INSTRUCTIONS TO FOLLOW =>
Show every line that has the string "Subscribe" in it.

::::

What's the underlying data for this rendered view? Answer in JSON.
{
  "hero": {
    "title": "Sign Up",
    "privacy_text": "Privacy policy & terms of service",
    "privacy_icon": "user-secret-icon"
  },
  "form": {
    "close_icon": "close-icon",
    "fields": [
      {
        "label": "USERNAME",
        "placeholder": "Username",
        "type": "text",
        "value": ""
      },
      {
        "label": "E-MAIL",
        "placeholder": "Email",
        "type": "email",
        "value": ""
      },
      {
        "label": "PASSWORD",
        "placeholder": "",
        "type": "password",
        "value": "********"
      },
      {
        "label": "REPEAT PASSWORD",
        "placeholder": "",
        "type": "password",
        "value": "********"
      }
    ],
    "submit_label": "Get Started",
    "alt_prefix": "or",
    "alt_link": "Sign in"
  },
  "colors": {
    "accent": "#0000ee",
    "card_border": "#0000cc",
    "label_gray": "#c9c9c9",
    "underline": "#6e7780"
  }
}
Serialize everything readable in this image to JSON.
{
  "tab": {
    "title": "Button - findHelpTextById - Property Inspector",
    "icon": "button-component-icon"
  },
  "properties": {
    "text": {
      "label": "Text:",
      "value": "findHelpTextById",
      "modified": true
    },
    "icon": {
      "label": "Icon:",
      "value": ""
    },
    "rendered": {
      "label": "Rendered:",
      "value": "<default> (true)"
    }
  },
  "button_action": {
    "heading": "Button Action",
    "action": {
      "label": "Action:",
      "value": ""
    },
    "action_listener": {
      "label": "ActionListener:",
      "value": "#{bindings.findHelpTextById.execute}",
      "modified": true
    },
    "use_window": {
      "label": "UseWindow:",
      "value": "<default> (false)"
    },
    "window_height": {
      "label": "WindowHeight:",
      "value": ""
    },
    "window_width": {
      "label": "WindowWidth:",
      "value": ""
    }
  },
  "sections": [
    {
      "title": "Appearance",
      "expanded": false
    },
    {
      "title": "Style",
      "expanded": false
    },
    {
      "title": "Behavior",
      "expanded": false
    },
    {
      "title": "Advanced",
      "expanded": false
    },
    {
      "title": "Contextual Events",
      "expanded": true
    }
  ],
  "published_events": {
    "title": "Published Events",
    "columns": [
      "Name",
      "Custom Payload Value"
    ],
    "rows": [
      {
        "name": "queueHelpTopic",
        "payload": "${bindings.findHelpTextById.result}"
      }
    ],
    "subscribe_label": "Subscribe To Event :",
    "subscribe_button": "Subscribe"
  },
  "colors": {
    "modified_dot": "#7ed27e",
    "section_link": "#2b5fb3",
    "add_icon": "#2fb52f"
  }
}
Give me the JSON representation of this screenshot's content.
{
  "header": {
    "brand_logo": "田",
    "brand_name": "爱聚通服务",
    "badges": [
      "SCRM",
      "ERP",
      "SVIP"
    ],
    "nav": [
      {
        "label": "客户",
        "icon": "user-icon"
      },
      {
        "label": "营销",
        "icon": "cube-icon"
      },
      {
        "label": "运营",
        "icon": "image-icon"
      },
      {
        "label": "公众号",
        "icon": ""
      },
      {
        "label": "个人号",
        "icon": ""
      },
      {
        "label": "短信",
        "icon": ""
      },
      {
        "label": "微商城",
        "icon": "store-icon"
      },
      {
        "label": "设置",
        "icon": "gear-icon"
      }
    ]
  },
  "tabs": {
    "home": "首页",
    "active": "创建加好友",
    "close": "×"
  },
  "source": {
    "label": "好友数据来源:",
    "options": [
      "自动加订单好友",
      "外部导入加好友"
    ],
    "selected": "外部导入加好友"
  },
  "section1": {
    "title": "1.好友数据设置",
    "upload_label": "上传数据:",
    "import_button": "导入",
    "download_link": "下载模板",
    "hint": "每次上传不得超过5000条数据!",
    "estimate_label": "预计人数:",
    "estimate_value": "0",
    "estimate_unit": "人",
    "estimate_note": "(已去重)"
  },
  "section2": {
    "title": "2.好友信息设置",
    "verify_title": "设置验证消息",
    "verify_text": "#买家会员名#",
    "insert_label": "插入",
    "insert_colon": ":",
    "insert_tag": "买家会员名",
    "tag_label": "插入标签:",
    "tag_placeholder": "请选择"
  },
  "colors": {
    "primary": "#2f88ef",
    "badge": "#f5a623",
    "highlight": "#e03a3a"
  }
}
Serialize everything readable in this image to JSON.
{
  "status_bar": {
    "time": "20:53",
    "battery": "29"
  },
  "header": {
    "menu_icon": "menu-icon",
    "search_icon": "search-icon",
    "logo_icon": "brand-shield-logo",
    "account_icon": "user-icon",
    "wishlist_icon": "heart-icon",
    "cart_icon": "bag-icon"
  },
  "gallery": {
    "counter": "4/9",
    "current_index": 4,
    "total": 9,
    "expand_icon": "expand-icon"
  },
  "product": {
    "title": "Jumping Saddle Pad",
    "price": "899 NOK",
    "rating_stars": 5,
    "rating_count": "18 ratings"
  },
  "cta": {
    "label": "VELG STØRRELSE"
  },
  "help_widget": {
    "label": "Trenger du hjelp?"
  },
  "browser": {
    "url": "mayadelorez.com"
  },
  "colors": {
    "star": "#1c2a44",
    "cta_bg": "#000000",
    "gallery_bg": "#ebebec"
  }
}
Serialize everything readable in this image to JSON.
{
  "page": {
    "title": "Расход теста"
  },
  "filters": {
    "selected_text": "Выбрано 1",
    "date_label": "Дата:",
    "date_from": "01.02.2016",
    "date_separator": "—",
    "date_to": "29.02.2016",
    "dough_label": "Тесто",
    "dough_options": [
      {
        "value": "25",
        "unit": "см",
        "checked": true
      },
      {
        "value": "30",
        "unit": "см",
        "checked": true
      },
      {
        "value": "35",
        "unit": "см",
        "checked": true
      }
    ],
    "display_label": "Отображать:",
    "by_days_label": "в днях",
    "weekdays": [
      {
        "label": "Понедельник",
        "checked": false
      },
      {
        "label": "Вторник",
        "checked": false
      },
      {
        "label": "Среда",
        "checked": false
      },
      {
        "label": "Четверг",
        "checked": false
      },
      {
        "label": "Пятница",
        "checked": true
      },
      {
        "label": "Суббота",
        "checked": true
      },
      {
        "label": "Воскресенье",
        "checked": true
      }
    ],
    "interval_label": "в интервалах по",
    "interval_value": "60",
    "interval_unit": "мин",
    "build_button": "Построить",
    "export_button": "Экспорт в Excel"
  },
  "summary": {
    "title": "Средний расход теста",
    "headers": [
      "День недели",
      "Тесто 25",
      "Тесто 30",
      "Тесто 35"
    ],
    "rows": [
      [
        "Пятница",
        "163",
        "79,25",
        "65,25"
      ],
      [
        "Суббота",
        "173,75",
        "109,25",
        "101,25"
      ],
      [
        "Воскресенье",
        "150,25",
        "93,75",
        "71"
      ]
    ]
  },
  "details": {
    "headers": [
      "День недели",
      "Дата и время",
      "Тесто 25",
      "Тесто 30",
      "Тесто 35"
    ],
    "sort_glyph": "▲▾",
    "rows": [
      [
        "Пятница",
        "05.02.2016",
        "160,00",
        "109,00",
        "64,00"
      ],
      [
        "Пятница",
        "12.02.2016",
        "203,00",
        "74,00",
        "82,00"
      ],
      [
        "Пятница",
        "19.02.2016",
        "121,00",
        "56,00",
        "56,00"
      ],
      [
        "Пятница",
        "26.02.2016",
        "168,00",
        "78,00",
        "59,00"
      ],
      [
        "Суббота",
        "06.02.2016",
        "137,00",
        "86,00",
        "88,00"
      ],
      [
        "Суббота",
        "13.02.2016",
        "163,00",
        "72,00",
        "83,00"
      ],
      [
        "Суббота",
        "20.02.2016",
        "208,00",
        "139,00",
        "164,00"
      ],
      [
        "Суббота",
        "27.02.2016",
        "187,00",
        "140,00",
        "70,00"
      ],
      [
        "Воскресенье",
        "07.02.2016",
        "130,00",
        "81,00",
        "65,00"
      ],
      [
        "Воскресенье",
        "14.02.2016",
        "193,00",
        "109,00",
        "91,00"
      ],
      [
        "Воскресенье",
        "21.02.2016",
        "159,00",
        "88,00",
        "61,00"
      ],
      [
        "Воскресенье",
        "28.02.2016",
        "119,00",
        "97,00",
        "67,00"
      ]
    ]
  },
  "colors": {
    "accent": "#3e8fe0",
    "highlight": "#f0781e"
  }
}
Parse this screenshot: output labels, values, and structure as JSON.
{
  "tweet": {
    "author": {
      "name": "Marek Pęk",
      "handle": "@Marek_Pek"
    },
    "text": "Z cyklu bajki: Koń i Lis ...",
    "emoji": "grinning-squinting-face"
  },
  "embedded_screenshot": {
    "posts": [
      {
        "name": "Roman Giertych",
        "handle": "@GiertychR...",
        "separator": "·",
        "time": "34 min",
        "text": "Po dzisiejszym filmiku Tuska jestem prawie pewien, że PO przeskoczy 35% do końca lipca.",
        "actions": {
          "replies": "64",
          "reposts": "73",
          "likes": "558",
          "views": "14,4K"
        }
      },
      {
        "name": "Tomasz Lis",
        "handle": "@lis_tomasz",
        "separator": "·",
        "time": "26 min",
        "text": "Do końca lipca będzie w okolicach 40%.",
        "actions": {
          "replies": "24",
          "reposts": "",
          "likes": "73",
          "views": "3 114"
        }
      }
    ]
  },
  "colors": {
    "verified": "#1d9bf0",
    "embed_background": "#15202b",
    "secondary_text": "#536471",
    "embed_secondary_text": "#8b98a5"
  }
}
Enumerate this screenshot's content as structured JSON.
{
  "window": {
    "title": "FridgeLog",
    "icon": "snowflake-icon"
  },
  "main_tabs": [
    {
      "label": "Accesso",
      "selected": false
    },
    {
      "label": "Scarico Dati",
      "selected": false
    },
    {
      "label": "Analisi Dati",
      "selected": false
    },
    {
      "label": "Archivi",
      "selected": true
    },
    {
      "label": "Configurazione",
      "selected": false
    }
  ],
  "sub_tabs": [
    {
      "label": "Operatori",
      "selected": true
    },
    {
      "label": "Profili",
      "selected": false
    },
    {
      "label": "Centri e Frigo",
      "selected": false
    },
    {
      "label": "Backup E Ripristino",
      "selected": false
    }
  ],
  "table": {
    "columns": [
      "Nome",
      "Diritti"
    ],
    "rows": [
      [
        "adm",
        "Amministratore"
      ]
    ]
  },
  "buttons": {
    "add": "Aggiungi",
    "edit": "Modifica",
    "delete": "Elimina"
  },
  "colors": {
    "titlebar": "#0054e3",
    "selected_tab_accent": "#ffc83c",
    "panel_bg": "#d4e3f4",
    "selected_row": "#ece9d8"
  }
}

::::

CORRECT ANSWER =>
    "subscribe_label": "Subscribe To Event :",
    "subscribe_button": "Subscribe"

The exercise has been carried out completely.